EXERCISE -> Reproduce the listing that follows with no differences at all.

Rows from a figure dataset:

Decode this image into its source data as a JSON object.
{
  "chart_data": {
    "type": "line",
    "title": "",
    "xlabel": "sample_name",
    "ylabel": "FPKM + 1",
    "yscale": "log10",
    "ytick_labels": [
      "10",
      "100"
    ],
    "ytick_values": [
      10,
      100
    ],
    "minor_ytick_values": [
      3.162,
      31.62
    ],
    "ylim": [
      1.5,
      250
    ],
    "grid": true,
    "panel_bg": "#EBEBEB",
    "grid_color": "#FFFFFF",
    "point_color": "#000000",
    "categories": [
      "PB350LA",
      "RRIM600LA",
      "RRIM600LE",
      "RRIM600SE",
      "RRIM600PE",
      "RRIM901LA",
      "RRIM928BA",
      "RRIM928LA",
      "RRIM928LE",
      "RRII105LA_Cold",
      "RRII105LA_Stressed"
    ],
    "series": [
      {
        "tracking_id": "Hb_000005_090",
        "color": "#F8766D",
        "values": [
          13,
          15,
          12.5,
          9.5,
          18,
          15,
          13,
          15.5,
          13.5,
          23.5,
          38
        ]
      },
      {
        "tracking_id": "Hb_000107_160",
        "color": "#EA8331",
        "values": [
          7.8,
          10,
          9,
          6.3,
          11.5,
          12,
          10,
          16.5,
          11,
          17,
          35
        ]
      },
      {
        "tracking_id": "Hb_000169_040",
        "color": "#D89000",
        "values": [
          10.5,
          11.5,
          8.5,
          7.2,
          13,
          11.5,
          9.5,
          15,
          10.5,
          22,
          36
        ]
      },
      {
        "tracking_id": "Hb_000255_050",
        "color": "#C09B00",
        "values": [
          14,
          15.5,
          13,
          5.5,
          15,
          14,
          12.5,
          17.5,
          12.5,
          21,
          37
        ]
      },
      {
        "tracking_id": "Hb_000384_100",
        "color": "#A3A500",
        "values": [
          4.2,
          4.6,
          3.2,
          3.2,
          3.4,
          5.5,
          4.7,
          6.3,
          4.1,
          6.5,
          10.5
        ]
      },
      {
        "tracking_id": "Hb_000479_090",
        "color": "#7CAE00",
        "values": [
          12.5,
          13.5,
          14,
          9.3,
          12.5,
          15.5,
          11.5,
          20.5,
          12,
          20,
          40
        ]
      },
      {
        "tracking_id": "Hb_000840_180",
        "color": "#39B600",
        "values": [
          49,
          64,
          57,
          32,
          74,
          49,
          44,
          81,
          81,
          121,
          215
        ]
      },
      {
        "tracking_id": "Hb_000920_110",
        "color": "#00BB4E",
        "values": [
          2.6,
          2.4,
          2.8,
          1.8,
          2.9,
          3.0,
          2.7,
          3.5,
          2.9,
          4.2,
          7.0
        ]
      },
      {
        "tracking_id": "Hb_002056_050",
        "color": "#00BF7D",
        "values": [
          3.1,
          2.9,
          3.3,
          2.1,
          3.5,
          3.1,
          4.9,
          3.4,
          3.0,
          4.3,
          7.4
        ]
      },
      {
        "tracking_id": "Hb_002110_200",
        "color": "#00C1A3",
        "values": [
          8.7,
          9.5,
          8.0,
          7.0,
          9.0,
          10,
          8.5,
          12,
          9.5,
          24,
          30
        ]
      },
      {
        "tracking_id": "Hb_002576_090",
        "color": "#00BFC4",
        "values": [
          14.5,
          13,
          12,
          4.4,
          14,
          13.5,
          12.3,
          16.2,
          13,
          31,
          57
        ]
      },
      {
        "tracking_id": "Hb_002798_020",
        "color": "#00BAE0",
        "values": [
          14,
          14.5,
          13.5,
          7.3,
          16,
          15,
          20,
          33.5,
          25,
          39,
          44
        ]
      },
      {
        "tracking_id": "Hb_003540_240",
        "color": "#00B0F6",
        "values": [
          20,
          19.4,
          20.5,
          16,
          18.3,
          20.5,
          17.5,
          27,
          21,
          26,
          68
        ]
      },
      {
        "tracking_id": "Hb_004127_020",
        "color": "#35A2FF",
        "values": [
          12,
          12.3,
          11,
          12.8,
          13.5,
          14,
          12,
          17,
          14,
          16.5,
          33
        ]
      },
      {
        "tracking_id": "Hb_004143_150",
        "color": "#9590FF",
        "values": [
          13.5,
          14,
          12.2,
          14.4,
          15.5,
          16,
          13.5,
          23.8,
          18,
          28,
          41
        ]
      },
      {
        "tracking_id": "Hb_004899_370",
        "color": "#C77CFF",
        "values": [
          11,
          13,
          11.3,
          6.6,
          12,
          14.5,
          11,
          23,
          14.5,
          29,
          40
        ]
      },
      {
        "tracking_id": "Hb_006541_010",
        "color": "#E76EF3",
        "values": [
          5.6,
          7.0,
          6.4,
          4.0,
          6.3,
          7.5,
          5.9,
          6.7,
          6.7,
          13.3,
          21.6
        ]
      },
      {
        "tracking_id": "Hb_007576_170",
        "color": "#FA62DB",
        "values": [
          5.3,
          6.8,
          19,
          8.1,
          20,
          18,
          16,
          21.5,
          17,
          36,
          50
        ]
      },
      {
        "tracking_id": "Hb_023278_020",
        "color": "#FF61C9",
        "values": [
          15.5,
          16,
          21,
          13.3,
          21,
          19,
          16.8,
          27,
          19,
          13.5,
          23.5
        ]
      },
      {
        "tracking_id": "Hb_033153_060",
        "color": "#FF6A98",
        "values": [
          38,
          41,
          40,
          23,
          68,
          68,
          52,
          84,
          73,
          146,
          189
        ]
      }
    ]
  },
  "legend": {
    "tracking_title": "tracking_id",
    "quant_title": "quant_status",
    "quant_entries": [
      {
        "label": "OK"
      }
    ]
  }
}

ANSWER BELOW ->
Decode this image into its source data as a JSON object.
{
  "chart_data": {
    "type": "line",
    "title": "",
    "xlabel": "sample_name",
    "ylabel": "FPKM + 1",
    "yscale": "log10",
    "ytick_labels": [
      "10",
      "100"
    ],
    "ytick_values": [
      10,
      100
    ],
    "minor_ytick_values": [
      3.162,
      31.62
    ],
    "ylim": [
      1.5,
      250
    ],
    "grid": true,
    "panel_bg": "#EBEBEB",
    "grid_color": "#FFFFFF",
    "point_color": "#000000",
    "categories": [
      "PB350LA",
      "RRIM600LA",
      "RRIM600LE",
      "RRIM600SE",
      "RRIM600PE",
      "RRIM901LA",
      "RRIM928BA",
      "RRIM928LA",
      "RRIM928LE",
      "RRII105LA_Cold",
      "RRII105LA_Stressed"
    ],
    "series": [
      {
        "tracking_id": "Hb_000005_090",
        "color": "#F8766D",
        "values": [
          13,
          15,
          12.5,
          9.5,
          18,
          15,
          13,
          15.5,
          13.5,
          23.5,
          38
        ]
      },
      {
        "tracking_id": "Hb_000107_160",
        "color": "#EA8331",
        "values": [
          7.8,
          10,
          9,
          6.3,
          11.5,
          12,
          10,
          16.5,
          11,
          17,
          35
        ]
      },
      {
        "tracking_id": "Hb_000169_040",
        "color": "#D89000",
        "values": [
          10.5,
          11.5,
          8.5,
          7.2,
          13,
          11.5,
          9.5,
          15,
          10.5,
          22,
          36
        ]
      },
      {
        "tracking_id": "Hb_000255_050",
        "color": "#C09B00",
        "values": [
          14,
          15.5,
          13,
          5.5,
          15,
          14,
          12.5,
          17.5,
          12.5,
          21,
          37
        ]
      },
      {
        "tracking_id": "Hb_000384_100",
        "color": "#A3A500",
        "values": [
          4.2,
          4.6,
          3.2,
          3.2,
          3.4,
          5.5,
          4.7,
          6.3,
          4.1,
          6.5,
          10.5
        ]
      },
      {
        "tracking_id": "Hb_000479_090",
        "color": "#7CAE00",
        "values": [
          12.5,
          13.5,
          14,
          9.3,
          12.5,
          15.5,
          11.5,
          20.5,
          12,
          20,
          40
        ]
      },
      {
        "tracking_id": "Hb_000840_180",
        "color": "#39B600",
        "values": [
          49,
          64,
          57,
          32,
          74,
          49,
          44,
          81,
          81,
          121,
          215
        ]
      },
      {
        "tracking_id": "Hb_000920_110",
        "color": "#00BB4E",
        "values": [
          2.6,
          2.4,
          2.8,
          1.8,
          2.9,
          3.0,
          2.7,
          3.5,
          2.9,
          4.2,
          7.0
        ]
      },
      {
        "tracking_id": "Hb_002056_050",
        "color": "#00BF7D",
        "values": [
          3.1,
          2.9,
          3.3,
          2.1,
          3.5,
          3.1,
          4.9,
          3.4,
          3.0,
          4.3,
          7.4
        ]
      },
      {
        "tracking_id": "Hb_002110_200",
        "color": "#00C1A3",
        "values": [
          8.7,
          9.5,
          8.0,
          7.0,
          9.0,
          10,
          8.5,
          12,
          9.5,
          24,
          30
        ]
      },
      {
        "tracking_id": "Hb_002576_090",
        "color": "#00BFC4",
        "values": [
          14.5,
          13,
          12,
          4.4,
          14,
          13.5,
          12.3,
          16.2,
          13,
          31,
          57
        ]
      },
      {
        "tracking_id": "Hb_002798_020",
        "color": "#00BAE0",
        "values": [
          14,
          14.5,
          13.5,
          7.3,
          16,
          15,
          20,
          33.5,
          25,
          39,
          44
        ]
      },
      {
        "tracking_id": "Hb_003540_240",
        "color": "#00B0F6",
        "values": [
          20,
          19.4,
          20.5,
          16,
          18.3,
          20.5,
          17.5,
          27,
          21,
          26,
          68
        ]
      },
      {
        "tracking_id": "Hb_004127_020",
        "color": "#35A2FF",
        "values": [
          12,
          12.3,
          11,
          12.8,
          13.5,
          14,
          12,
          17,
          14,
          16.5,
          33
        ]
      },
      {
        "tracking_id": "Hb_004143_150",
        "color": "#9590FF",
        "values": [
          13.5,
          14,
          12.2,
          14.4,
          15.5,
          16,
          13.5,
          23.8,
          18,
          28,
          41
        ]
      },
      {
        "tracking_id": "Hb_004899_370",
        "color": "#C77CFF",
        "values": [
          11,
          13,
          11.3,
          6.6,
          12,
          14.5,
          11,
          23,
          14.5,
          29,
          40
        ]
      },
      {
        "tracking_id": "Hb_006541_010",
        "color": "#E76EF3",
        "values": [
          5.6,
          7.0,
          6.4,
          4.0,
          6.3,
          7.5,
          5.9,
          6.7,
          6.7,
          13.3,
          21.6
        ]
      },
      {
        "tracking_id": "Hb_007576_170",
        "color": "#FA62DB",
        "values": [
          5.3,
          6.8,
          19,
          8.1,
          20,
          18,
          16,
          21.5,
          17,
          36,
          50
        ]
      },
      {
        "tracking_id": "Hb_023278_020",
        "color": "#FF61C9",
        "values": [
          15.5,
          16,
          21,
          13.3,
          21,
          19,
          16.8,
          27,
          19,
          13.5,
          23.5
        ]
      },
      {
        "tracking_id": "Hb_033153_060",
        "color": "#FF6A98",
        "values": [
          38,
          41,
          40,
          23,
          68,
          68,
          52,
          84,
          73,
          146,
          189
        ]
      }
    ]
  },
  "legend": {
    "tracking_title": "tracking_id",
    "quant_title": "quant_status",
    "quant_entries": [
      {
        "label": "OK"
      }
    ]
  }
}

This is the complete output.